# Required work
Wherever the word "MILLHOUSES" turns up in a line of the entries, copy that line.
☆ ☆ ☆
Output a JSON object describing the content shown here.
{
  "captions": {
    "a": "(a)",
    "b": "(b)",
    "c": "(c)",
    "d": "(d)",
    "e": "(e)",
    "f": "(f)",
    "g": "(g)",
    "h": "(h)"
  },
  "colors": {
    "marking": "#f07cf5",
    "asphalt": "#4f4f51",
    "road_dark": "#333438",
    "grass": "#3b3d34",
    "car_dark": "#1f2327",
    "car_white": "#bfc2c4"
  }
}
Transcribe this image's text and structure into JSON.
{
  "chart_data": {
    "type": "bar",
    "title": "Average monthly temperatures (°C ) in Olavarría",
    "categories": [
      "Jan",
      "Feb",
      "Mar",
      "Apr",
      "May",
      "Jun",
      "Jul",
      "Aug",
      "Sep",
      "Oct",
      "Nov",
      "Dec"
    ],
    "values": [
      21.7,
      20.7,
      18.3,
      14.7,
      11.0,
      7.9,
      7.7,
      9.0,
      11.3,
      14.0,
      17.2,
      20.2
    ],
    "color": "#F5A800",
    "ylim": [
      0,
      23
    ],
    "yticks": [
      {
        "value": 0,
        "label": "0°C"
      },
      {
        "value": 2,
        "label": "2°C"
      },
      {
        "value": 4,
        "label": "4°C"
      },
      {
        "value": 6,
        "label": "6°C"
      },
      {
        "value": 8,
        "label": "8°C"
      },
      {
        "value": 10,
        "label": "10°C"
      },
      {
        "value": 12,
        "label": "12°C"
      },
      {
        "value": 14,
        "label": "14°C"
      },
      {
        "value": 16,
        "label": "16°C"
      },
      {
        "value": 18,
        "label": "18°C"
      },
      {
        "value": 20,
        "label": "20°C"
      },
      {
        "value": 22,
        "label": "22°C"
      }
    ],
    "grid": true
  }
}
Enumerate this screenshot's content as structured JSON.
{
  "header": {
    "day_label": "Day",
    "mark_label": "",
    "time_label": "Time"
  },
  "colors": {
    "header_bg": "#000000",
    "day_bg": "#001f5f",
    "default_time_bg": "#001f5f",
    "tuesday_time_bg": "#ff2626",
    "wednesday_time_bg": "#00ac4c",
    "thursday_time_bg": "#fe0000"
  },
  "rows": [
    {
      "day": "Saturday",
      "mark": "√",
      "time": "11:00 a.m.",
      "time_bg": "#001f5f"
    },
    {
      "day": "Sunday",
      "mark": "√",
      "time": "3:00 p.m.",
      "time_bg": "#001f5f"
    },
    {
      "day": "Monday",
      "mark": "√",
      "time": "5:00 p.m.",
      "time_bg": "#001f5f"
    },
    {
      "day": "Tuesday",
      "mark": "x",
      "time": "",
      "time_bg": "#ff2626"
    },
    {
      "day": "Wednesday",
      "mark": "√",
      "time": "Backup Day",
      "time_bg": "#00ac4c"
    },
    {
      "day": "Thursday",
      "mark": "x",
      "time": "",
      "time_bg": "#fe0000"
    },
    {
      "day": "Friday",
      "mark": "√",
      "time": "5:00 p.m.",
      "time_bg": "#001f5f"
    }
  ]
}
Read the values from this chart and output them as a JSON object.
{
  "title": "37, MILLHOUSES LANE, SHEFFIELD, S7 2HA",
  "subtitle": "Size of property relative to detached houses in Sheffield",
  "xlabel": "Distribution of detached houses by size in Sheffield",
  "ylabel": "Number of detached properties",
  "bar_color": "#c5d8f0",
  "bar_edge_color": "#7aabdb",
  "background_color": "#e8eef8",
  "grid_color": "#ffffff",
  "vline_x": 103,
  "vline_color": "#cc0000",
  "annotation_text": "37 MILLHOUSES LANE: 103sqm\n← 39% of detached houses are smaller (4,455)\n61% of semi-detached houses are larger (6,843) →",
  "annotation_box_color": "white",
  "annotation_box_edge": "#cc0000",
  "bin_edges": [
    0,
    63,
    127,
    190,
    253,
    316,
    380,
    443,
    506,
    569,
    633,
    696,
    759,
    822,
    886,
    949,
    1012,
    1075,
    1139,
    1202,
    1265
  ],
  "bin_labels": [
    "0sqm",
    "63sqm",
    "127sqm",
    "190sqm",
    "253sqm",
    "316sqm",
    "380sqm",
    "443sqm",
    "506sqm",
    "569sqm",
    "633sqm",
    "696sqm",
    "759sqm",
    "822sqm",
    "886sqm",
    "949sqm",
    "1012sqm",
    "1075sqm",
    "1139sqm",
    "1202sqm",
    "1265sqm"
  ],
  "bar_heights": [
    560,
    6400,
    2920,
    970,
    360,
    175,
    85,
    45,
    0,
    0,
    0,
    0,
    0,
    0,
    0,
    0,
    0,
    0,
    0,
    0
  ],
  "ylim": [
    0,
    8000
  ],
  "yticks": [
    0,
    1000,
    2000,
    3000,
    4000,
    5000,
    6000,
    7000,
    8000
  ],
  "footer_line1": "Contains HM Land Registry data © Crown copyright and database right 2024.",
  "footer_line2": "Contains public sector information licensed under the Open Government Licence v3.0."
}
☆ ☆ ☆
# In response
  "title": "37, MILLHOUSES LANE, SHEFFIELD, S7 2HA",
  "annotation_text": "37 MILLHOUSES LANE: 103sqm\n← 39% of detached houses are smaller (4,455)\n61% of semi-detached houses are larger (6,843) →",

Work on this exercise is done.